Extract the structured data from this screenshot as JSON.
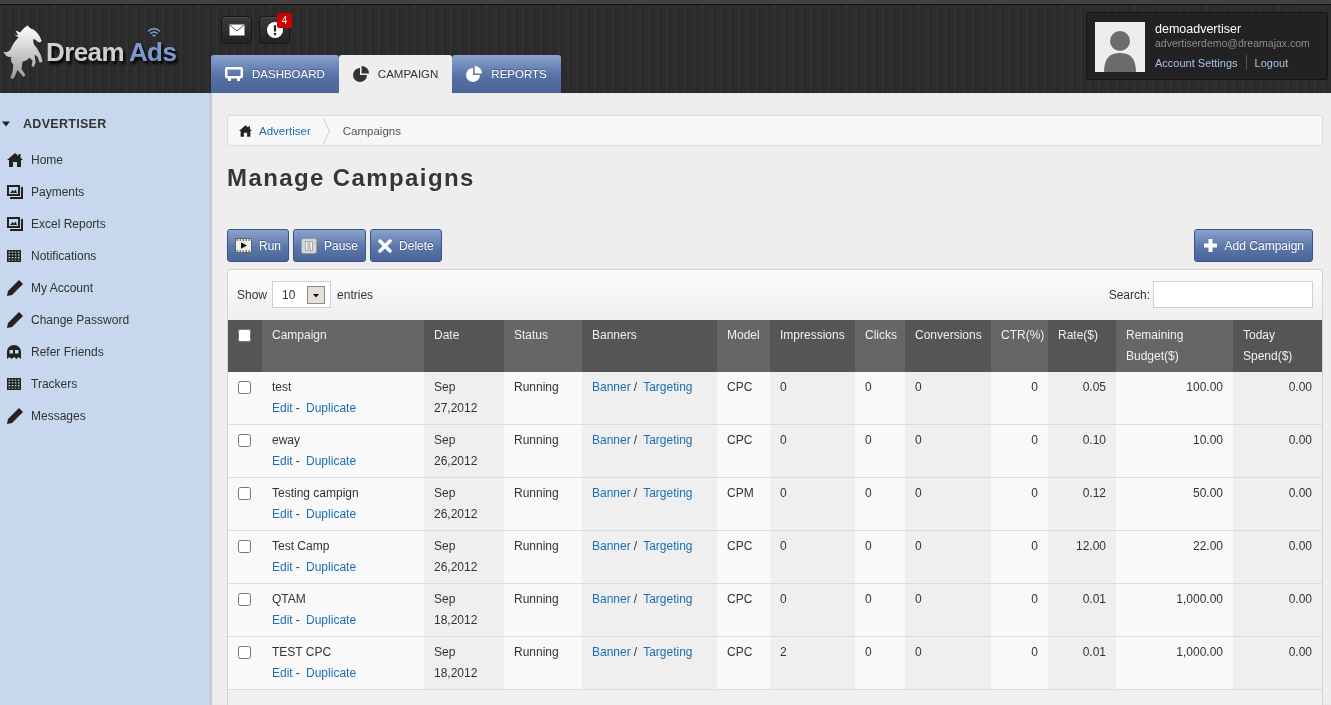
{
  "top_bar": {
    "logo": {
      "word_1": "Dream",
      "word_2": "Ads"
    },
    "notifications_badge": "4",
    "nav_tabs": [
      {
        "label": "DASHBOARD",
        "selected": false
      },
      {
        "label": "CAMPAIGN",
        "selected": true
      },
      {
        "label": "REPORTS",
        "selected": false
      }
    ],
    "user": {
      "name": "demoadvertiser",
      "email": "advertiserdemo@dreamajax.com",
      "links": [
        "Account Settings",
        "Logout"
      ]
    }
  },
  "sidebar": {
    "heading": "ADVERTISER",
    "expanded": true,
    "items": [
      {
        "label": "Home",
        "selected": false
      },
      {
        "label": "Payments",
        "selected": false
      },
      {
        "label": "Excel Reports",
        "selected": false
      },
      {
        "label": "Notifications",
        "selected": false
      },
      {
        "label": "My Account",
        "selected": false
      },
      {
        "label": "Change Password",
        "selected": false
      },
      {
        "label": "Refer Friends",
        "selected": false
      },
      {
        "label": "Trackers",
        "selected": false
      },
      {
        "label": "Messages",
        "selected": false
      }
    ]
  },
  "breadcrumb": [
    {
      "label": "Advertiser",
      "kind": "link"
    },
    {
      "label": "Campaigns",
      "kind": "current"
    }
  ],
  "page_title": "Manage Campaigns",
  "actions": [
    {
      "label": "Run"
    },
    {
      "label": "Pause"
    },
    {
      "label": "Delete"
    }
  ],
  "add_button": "Add Campaign",
  "table_controls": {
    "show_label": "Show",
    "page_size": "10",
    "entries_label": "entries",
    "search_label": "Search:"
  },
  "table": {
    "select_all_checked": false,
    "columns": [
      "Campaign",
      "Date",
      "Status",
      "Banners",
      "Model",
      "Impressions",
      "Clicks",
      "Conversions",
      "CTR(%)",
      "Rate($)",
      "Remaining Budget($)",
      "Today Spend($)"
    ],
    "rows": [
      {
        "checked": false,
        "campaign": "test",
        "links": {
          "items": [
            "Edit",
            "Duplicate"
          ],
          "separator": "-"
        },
        "date": "Sep 27,2012",
        "status": "Running",
        "banners": {
          "items": [
            "Banner",
            "Targeting"
          ],
          "separator": "/"
        },
        "model": "CPC",
        "impressions": "0",
        "clicks": "0",
        "conversions": "0",
        "ctr": "0",
        "rate": "0.05",
        "remaining_budget": "100.00",
        "today_spend": "0.00"
      },
      {
        "checked": false,
        "campaign": "eway",
        "links": {
          "items": [
            "Edit",
            "Duplicate"
          ],
          "separator": "-"
        },
        "date": "Sep 26,2012",
        "status": "Running",
        "banners": {
          "items": [
            "Banner",
            "Targeting"
          ],
          "separator": "/"
        },
        "model": "CPC",
        "impressions": "0",
        "clicks": "0",
        "conversions": "0",
        "ctr": "0",
        "rate": "0.10",
        "remaining_budget": "10.00",
        "today_spend": "0.00"
      },
      {
        "checked": false,
        "campaign": "Testing campign",
        "links": {
          "items": [
            "Edit",
            "Duplicate"
          ],
          "separator": "-"
        },
        "date": "Sep 26,2012",
        "status": "Running",
        "banners": {
          "items": [
            "Banner",
            "Targeting"
          ],
          "separator": "/"
        },
        "model": "CPM",
        "impressions": "0",
        "clicks": "0",
        "conversions": "0",
        "ctr": "0",
        "rate": "0.12",
        "remaining_budget": "50.00",
        "today_spend": "0.00"
      },
      {
        "checked": false,
        "campaign": "Test Camp",
        "links": {
          "items": [
            "Edit",
            "Duplicate"
          ],
          "separator": "-"
        },
        "date": "Sep 26,2012",
        "status": "Running",
        "banners": {
          "items": [
            "Banner",
            "Targeting"
          ],
          "separator": "/"
        },
        "model": "CPC",
        "impressions": "0",
        "clicks": "0",
        "conversions": "0",
        "ctr": "0",
        "rate": "12.00",
        "remaining_budget": "22.00",
        "today_spend": "0.00"
      },
      {
        "checked": false,
        "campaign": "QTAM",
        "links": {
          "items": [
            "Edit",
            "Duplicate"
          ],
          "separator": "-"
        },
        "date": "Sep 18,2012",
        "status": "Running",
        "banners": {
          "items": [
            "Banner",
            "Targeting"
          ],
          "separator": "/"
        },
        "model": "CPC",
        "impressions": "0",
        "clicks": "0",
        "conversions": "0",
        "ctr": "0",
        "rate": "0.01",
        "remaining_budget": "1,000.00",
        "today_spend": "0.00"
      },
      {
        "checked": false,
        "campaign": "TEST CPC",
        "links": {
          "items": [
            "Edit",
            "Duplicate"
          ],
          "separator": "-"
        },
        "date": "Sep 18,2012",
        "status": "Running",
        "banners": {
          "items": [
            "Banner",
            "Targeting"
          ],
          "separator": "/"
        },
        "model": "CPC",
        "impressions": "2",
        "clicks": "0",
        "conversions": "0",
        "ctr": "0",
        "rate": "0.01",
        "remaining_budget": "1,000.00",
        "today_spend": "0.00"
      }
    ]
  }
}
--
■ Exercise requirements ■
Every record must be copied exactly, with the pictures left out.

■ Task output ■
Extract the structured data from this screenshot as JSON.
{
  "top_bar": {
    "logo": {
      "word_1": "Dream",
      "word_2": "Ads"
    },
    "notifications_badge": "4",
    "nav_tabs": [
      {
        "label": "DASHBOARD",
        "selected": false
      },
      {
        "label": "CAMPAIGN",
        "selected": true
      },
      {
        "label": "REPORTS",
        "selected": false
      }
    ],
    "user": {
      "name": "demoadvertiser",
      "email": "advertiserdemo@dreamajax.com",
      "links": [
        "Account Settings",
        "Logout"
      ]
    }
  },
  "sidebar": {
    "heading": "ADVERTISER",
    "expanded": true,
    "items": [
      {
        "label": "Home",
        "selected": false
      },
      {
        "label": "Payments",
        "selected": false
      },
      {
        "label": "Excel Reports",
        "selected": false
      },
      {
        "label": "Notifications",
        "selected": false
      },
      {
        "label": "My Account",
        "selected": false
      },
      {
        "label": "Change Password",
        "selected": false
      },
      {
        "label": "Refer Friends",
        "selected": false
      },
      {
        "label": "Trackers",
        "selected": false
      },
      {
        "label": "Messages",
        "selected": false
      }
    ]
  },
  "breadcrumb": [
    {
      "label": "Advertiser",
      "kind": "link"
    },
    {
      "label": "Campaigns",
      "kind": "current"
    }
  ],
  "page_title": "Manage Campaigns",
  "actions": [
    {
      "label": "Run"
    },
    {
      "label": "Pause"
    },
    {
      "label": "Delete"
    }
  ],
  "add_button": "Add Campaign",
  "table_controls": {
    "show_label": "Show",
    "page_size": "10",
    "entries_label": "entries",
    "search_label": "Search:"
  },
  "table": {
    "select_all_checked": false,
    "columns": [
      "Campaign",
      "Date",
      "Status",
      "Banners",
      "Model",
      "Impressions",
      "Clicks",
      "Conversions",
      "CTR(%)",
      "Rate($)",
      "Remaining Budget($)",
      "Today Spend($)"
    ],
    "rows": [
      {
        "checked": false,
        "campaign": "test",
        "links": {
          "items": [
            "Edit",
            "Duplicate"
          ],
          "separator": "-"
        },
        "date": "Sep 27,2012",
        "status": "Running",
        "banners": {
          "items": [
            "Banner",
            "Targeting"
          ],
          "separator": "/"
        },
        "model": "CPC",
        "impressions": "0",
        "clicks": "0",
        "conversions": "0",
        "ctr": "0",
        "rate": "0.05",
        "remaining_budget": "100.00",
        "today_spend": "0.00"
      },
      {
        "checked": false,
        "campaign": "eway",
        "links": {
          "items": [
            "Edit",
            "Duplicate"
          ],
          "separator": "-"
        },
        "date": "Sep 26,2012",
        "status": "Running",
        "banners": {
          "items": [
            "Banner",
            "Targeting"
          ],
          "separator": "/"
        },
        "model": "CPC",
        "impressions": "0",
        "clicks": "0",
        "conversions": "0",
        "ctr": "0",
        "rate": "0.10",
        "remaining_budget": "10.00",
        "today_spend": "0.00"
      },
      {
        "checked": false,
        "campaign": "Testing campign",
        "links": {
          "items": [
            "Edit",
            "Duplicate"
          ],
          "separator": "-"
        },
        "date": "Sep 26,2012",
        "status": "Running",
        "banners": {
          "items": [
            "Banner",
            "Targeting"
          ],
          "separator": "/"
        },
        "model": "CPM",
        "impressions": "0",
        "clicks": "0",
        "conversions": "0",
        "ctr": "0",
        "rate": "0.12",
        "remaining_budget": "50.00",
        "today_spend": "0.00"
      },
      {
        "checked": false,
        "campaign": "Test Camp",
        "links": {
          "items": [
            "Edit",
            "Duplicate"
          ],
          "separator": "-"
        },
        "date": "Sep 26,2012",
        "status": "Running",
        "banners": {
          "items": [
            "Banner",
            "Targeting"
          ],
          "separator": "/"
        },
        "model": "CPC",
        "impressions": "0",
        "clicks": "0",
        "conversions": "0",
        "ctr": "0",
        "rate": "12.00",
        "remaining_budget": "22.00",
        "today_spend": "0.00"
      },
      {
        "checked": false,
        "campaign": "QTAM",
        "links": {
          "items": [
            "Edit",
            "Duplicate"
          ],
          "separator": "-"
        },
        "date": "Sep 18,2012",
        "status": "Running",
        "banners": {
          "items": [
            "Banner",
            "Targeting"
          ],
          "separator": "/"
        },
        "model": "CPC",
        "impressions": "0",
        "clicks": "0",
        "conversions": "0",
        "ctr": "0",
        "rate": "0.01",
        "remaining_budget": "1,000.00",
        "today_spend": "0.00"
      },
      {
        "checked": false,
        "campaign": "TEST CPC",
        "links": {
          "items": [
            "Edit",
            "Duplicate"
          ],
          "separator": "-"
        },
        "date": "Sep 18,2012",
        "status": "Running",
        "banners": {
          "items": [
            "Banner",
            "Targeting"
          ],
          "separator": "/"
        },
        "model": "CPC",
        "impressions": "2",
        "clicks": "0",
        "conversions": "0",
        "ctr": "0",
        "rate": "0.01",
        "remaining_budget": "1,000.00",
        "today_spend": "0.00"
      }
    ]
  }
}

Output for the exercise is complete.